Copy out each line below exactly as it appears.

# start of PROVIDED DATA

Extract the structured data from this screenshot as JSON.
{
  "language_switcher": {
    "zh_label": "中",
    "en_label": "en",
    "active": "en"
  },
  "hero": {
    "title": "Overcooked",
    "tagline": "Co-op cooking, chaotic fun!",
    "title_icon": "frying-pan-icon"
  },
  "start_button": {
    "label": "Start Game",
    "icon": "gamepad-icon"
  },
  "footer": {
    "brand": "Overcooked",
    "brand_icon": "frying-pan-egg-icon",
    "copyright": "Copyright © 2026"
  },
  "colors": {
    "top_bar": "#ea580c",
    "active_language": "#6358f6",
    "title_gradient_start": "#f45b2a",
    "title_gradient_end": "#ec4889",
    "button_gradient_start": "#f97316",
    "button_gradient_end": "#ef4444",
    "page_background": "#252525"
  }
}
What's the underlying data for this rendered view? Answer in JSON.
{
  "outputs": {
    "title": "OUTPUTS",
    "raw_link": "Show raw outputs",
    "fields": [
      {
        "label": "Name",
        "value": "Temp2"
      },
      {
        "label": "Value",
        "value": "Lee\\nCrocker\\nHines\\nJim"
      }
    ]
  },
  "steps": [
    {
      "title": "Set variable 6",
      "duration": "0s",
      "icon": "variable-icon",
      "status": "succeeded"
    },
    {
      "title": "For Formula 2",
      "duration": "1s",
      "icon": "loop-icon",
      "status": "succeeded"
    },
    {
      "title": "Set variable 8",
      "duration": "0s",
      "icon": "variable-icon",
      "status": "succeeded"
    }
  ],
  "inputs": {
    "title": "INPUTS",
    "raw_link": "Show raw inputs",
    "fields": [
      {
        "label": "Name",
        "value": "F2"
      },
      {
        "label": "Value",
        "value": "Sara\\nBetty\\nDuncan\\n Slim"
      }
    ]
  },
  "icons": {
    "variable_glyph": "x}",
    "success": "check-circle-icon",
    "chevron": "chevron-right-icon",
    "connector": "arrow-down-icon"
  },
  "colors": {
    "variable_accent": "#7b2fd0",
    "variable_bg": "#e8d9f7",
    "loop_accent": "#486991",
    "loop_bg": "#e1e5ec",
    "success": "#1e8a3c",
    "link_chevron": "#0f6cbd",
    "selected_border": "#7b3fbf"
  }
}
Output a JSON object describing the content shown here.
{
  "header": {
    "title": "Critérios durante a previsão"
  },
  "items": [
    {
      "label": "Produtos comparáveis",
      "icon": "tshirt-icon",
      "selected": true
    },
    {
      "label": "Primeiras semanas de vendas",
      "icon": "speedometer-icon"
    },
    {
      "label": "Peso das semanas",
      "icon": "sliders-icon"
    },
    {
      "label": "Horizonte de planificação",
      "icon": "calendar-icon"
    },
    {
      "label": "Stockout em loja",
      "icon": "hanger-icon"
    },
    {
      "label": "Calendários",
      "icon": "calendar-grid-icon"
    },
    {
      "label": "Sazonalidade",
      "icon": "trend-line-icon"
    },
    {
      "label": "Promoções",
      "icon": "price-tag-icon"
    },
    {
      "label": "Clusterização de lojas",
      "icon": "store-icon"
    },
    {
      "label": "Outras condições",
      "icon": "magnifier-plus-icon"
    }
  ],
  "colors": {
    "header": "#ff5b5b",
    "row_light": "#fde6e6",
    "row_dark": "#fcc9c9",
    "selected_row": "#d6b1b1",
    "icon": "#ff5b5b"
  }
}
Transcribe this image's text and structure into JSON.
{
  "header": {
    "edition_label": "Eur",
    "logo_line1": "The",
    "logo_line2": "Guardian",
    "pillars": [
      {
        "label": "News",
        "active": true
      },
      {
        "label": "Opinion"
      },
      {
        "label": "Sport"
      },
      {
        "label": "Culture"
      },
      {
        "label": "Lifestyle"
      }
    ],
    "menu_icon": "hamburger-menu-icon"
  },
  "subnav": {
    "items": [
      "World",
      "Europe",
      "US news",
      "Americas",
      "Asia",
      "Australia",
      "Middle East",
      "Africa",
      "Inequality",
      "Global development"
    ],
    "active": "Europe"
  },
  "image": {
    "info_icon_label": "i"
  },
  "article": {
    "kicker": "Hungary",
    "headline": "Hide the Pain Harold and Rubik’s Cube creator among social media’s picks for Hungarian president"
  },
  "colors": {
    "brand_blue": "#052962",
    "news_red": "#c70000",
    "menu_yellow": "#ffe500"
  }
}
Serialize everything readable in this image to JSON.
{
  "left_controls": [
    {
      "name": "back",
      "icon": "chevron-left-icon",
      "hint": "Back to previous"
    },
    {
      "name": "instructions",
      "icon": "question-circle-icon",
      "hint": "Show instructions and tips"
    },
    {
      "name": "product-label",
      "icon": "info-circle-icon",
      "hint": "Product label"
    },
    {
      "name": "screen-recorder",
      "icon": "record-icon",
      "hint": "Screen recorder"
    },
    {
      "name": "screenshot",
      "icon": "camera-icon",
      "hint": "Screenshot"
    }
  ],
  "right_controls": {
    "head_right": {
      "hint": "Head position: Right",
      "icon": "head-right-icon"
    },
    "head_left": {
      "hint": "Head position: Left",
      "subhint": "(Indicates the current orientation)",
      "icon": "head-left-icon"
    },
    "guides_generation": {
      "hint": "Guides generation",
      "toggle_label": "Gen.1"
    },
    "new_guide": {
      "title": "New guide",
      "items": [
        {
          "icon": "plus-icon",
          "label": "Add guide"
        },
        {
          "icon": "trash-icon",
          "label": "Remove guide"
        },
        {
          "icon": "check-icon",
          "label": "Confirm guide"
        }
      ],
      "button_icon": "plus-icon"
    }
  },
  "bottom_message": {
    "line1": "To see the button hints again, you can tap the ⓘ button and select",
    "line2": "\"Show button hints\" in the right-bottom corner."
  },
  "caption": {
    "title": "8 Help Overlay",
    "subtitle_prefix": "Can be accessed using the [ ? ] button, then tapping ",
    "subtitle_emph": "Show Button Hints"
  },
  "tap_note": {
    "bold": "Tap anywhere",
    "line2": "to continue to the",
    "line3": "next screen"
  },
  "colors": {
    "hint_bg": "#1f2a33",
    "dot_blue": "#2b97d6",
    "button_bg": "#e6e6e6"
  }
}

# end of PROVIDED DATA

**RESULT FOR THIS TASK:**
Extract the structured data from this screenshot as JSON.
{
  "language_switcher": {
    "zh_label": "中",
    "en_label": "en",
    "active": "en"
  },
  "hero": {
    "title": "Overcooked",
    "tagline": "Co-op cooking, chaotic fun!",
    "title_icon": "frying-pan-icon"
  },
  "start_button": {
    "label": "Start Game",
    "icon": "gamepad-icon"
  },
  "footer": {
    "brand": "Overcooked",
    "brand_icon": "frying-pan-egg-icon",
    "copyright": "Copyright © 2026"
  },
  "colors": {
    "top_bar": "#ea580c",
    "active_language": "#6358f6",
    "title_gradient_start": "#f45b2a",
    "title_gradient_end": "#ec4889",
    "button_gradient_start": "#f97316",
    "button_gradient_end": "#ef4444",
    "page_background": "#252525"
  }
}
What's the underlying data for this rendered view? Answer in JSON.
{
  "outputs": {
    "title": "OUTPUTS",
    "raw_link": "Show raw outputs",
    "fields": [
      {
        "label": "Name",
        "value": "Temp2"
      },
      {
        "label": "Value",
        "value": "Lee\\nCrocker\\nHines\\nJim"
      }
    ]
  },
  "steps": [
    {
      "title": "Set variable 6",
      "duration": "0s",
      "icon": "variable-icon",
      "status": "succeeded"
    },
    {
      "title": "For Formula 2",
      "duration": "1s",
      "icon": "loop-icon",
      "status": "succeeded"
    },
    {
      "title": "Set variable 8",
      "duration": "0s",
      "icon": "variable-icon",
      "status": "succeeded"
    }
  ],
  "inputs": {
    "title": "INPUTS",
    "raw_link": "Show raw inputs",
    "fields": [
      {
        "label": "Name",
        "value": "F2"
      },
      {
        "label": "Value",
        "value": "Sara\\nBetty\\nDuncan\\n Slim"
      }
    ]
  },
  "icons": {
    "variable_glyph": "x}",
    "success": "check-circle-icon",
    "chevron": "chevron-right-icon",
    "connector": "arrow-down-icon"
  },
  "colors": {
    "variable_accent": "#7b2fd0",
    "variable_bg": "#e8d9f7",
    "loop_accent": "#486991",
    "loop_bg": "#e1e5ec",
    "success": "#1e8a3c",
    "link_chevron": "#0f6cbd",
    "selected_border": "#7b3fbf"
  }
}
Output a JSON object describing the content shown here.
{
  "header": {
    "title": "Critérios durante a previsão"
  },
  "items": [
    {
      "label": "Produtos comparáveis",
      "icon": "tshirt-icon",
      "selected": true
    },
    {
      "label": "Primeiras semanas de vendas",
      "icon": "speedometer-icon"
    },
    {
      "label": "Peso das semanas",
      "icon": "sliders-icon"
    },
    {
      "label": "Horizonte de planificação",
      "icon": "calendar-icon"
    },
    {
      "label": "Stockout em loja",
      "icon": "hanger-icon"
    },
    {
      "label": "Calendários",
      "icon": "calendar-grid-icon"
    },
    {
      "label": "Sazonalidade",
      "icon": "trend-line-icon"
    },
    {
      "label": "Promoções",
      "icon": "price-tag-icon"
    },
    {
      "label": "Clusterização de lojas",
      "icon": "store-icon"
    },
    {
      "label": "Outras condições",
      "icon": "magnifier-plus-icon"
    }
  ],
  "colors": {
    "header": "#ff5b5b",
    "row_light": "#fde6e6",
    "row_dark": "#fcc9c9",
    "selected_row": "#d6b1b1",
    "icon": "#ff5b5b"
  }
}
Transcribe this image's text and structure into JSON.
{
  "header": {
    "edition_label": "Eur",
    "logo_line1": "The",
    "logo_line2": "Guardian",
    "pillars": [
      {
        "label": "News",
        "active": true
      },
      {
        "label": "Opinion"
      },
      {
        "label": "Sport"
      },
      {
        "label": "Culture"
      },
      {
        "label": "Lifestyle"
      }
    ],
    "menu_icon": "hamburger-menu-icon"
  },
  "subnav": {
    "items": [
      "World",
      "Europe",
      "US news",
      "Americas",
      "Asia",
      "Australia",
      "Middle East",
      "Africa",
      "Inequality",
      "Global development"
    ],
    "active": "Europe"
  },
  "image": {
    "info_icon_label": "i"
  },
  "article": {
    "kicker": "Hungary",
    "headline": "Hide the Pain Harold and Rubik’s Cube creator among social media’s picks for Hungarian president"
  },
  "colors": {
    "brand_blue": "#052962",
    "news_red": "#c70000",
    "menu_yellow": "#ffe500"
  }
}
Serialize everything readable in this image to JSON.
{
  "left_controls": [
    {
      "name": "back",
      "icon": "chevron-left-icon",
      "hint": "Back to previous"
    },
    {
      "name": "instructions",
      "icon": "question-circle-icon",
      "hint": "Show instructions and tips"
    },
    {
      "name": "product-label",
      "icon": "info-circle-icon",
      "hint": "Product label"
    },
    {
      "name": "screen-recorder",
      "icon": "record-icon",
      "hint": "Screen recorder"
    },
    {
      "name": "screenshot",
      "icon": "camera-icon",
      "hint": "Screenshot"
    }
  ],
  "right_controls": {
    "head_right": {
      "hint": "Head position: Right",
      "icon": "head-right-icon"
    },
    "head_left": {
      "hint": "Head position: Left",
      "subhint": "(Indicates the current orientation)",
      "icon": "head-left-icon"
    },
    "guides_generation": {
      "hint": "Guides generation",
      "toggle_label": "Gen.1"
    },
    "new_guide": {
      "title": "New guide",
      "items": [
        {
          "icon": "plus-icon",
          "label": "Add guide"
        },
        {
          "icon": "trash-icon",
          "label": "Remove guide"
        },
        {
          "icon": "check-icon",
          "label": "Confirm guide"
        }
      ],
      "button_icon": "plus-icon"
    }
  },
  "bottom_message": {
    "line1": "To see the button hints again, you can tap the ⓘ button and select",
    "line2": "\"Show button hints\" in the right-bottom corner."
  },
  "caption": {
    "title": "8 Help Overlay",
    "subtitle_prefix": "Can be accessed using the [ ? ] button, then tapping ",
    "subtitle_emph": "Show Button Hints"
  },
  "tap_note": {
    "bold": "Tap anywhere",
    "line2": "to continue to the",
    "line3": "next screen"
  },
  "colors": {
    "hint_bg": "#1f2a33",
    "dot_blue": "#2b97d6",
    "button_bg": "#e6e6e6"
  }
}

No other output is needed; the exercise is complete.